● What is expected
Bring together all lines of the material below that contain the string "codepen".

● Record set
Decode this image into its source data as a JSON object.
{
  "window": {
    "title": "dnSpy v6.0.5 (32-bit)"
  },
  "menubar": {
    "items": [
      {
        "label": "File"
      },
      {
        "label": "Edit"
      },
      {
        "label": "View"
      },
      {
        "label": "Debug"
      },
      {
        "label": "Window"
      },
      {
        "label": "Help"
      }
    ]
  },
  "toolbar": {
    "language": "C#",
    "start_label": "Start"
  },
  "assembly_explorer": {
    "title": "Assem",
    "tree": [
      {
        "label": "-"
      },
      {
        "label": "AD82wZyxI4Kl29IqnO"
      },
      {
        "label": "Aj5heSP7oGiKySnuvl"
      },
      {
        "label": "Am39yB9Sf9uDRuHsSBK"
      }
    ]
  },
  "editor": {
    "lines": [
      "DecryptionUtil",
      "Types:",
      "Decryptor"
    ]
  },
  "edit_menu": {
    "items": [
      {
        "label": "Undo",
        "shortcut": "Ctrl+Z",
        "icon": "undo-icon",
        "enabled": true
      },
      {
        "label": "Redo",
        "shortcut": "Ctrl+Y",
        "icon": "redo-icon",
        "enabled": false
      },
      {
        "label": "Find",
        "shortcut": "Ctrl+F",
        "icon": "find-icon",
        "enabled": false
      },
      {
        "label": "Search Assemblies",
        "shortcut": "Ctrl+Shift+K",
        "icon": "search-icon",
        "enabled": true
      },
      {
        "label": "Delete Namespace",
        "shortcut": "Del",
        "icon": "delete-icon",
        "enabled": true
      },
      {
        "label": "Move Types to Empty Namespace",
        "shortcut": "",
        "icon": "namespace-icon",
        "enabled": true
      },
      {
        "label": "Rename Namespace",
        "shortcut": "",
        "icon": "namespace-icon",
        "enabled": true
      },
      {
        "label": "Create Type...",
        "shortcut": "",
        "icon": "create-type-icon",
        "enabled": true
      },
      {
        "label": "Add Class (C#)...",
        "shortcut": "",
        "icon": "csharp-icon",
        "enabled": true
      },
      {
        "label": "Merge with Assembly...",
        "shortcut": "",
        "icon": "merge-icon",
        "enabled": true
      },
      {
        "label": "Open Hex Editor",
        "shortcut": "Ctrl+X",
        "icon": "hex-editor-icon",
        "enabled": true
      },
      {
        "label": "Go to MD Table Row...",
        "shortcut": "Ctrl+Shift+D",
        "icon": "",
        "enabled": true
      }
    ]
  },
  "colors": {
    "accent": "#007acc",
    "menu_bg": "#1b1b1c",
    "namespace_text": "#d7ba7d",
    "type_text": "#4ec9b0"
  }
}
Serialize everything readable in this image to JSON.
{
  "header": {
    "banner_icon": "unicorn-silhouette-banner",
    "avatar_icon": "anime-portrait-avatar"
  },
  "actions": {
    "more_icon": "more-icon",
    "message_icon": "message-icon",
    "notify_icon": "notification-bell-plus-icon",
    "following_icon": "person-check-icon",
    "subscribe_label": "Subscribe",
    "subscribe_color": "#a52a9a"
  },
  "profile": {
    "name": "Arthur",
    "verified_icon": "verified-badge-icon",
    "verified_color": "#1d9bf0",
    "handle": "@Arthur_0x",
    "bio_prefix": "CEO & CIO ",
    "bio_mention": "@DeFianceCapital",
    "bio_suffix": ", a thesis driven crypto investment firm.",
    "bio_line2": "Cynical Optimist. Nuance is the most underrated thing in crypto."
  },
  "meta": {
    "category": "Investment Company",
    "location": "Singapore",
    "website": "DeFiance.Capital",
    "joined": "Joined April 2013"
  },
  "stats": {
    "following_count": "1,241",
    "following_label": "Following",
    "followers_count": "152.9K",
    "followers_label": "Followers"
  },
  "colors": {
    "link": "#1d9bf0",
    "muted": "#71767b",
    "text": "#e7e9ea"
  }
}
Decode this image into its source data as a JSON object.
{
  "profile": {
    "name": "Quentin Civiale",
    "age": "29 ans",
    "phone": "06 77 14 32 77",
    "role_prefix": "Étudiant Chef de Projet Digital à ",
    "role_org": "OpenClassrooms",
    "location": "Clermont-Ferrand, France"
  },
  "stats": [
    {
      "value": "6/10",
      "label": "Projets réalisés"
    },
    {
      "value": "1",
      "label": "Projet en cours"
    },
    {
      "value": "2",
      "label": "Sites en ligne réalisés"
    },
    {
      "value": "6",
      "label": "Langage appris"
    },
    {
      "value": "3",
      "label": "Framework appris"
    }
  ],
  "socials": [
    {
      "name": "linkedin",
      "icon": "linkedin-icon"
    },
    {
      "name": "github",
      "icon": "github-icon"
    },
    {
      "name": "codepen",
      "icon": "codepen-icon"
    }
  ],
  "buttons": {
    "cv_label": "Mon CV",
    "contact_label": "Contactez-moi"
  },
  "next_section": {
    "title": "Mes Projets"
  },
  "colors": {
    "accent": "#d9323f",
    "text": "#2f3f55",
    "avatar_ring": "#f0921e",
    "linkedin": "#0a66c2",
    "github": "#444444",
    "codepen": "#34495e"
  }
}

● Solution to the exercise
      "name": "codepen",
      "icon": "codepen-icon"
    "codepen": "#34495e"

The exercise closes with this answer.